Document page transcript entries:
******************************

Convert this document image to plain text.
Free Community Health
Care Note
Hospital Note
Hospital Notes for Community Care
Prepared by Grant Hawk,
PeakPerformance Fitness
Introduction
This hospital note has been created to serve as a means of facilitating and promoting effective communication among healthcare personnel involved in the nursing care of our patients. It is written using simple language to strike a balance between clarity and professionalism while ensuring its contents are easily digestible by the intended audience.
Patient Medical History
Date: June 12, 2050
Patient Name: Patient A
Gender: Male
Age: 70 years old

******************************

What you have to do> Reproduce the entries in full, exactly as written.

Solved problem>
Convert this document image to plain text.
Free Community Health
Care Note
Hospital Note
Hospital Notes for Community Care
Prepared by Grant Hawk,
PeakPerformance Fitness
Introduction
This hospital note has been created to serve as a means of facilitating and promoting effective communication among healthcare personnel involved in the nursing care of our patients. It is written using simple language to strike a balance between clarity and professionalism while ensuring its contents are easily digestible by the intended audience.
Patient Medical History
Date: June 12, 2050
Patient Name: Patient A
Gender: Male
Age: 70 years old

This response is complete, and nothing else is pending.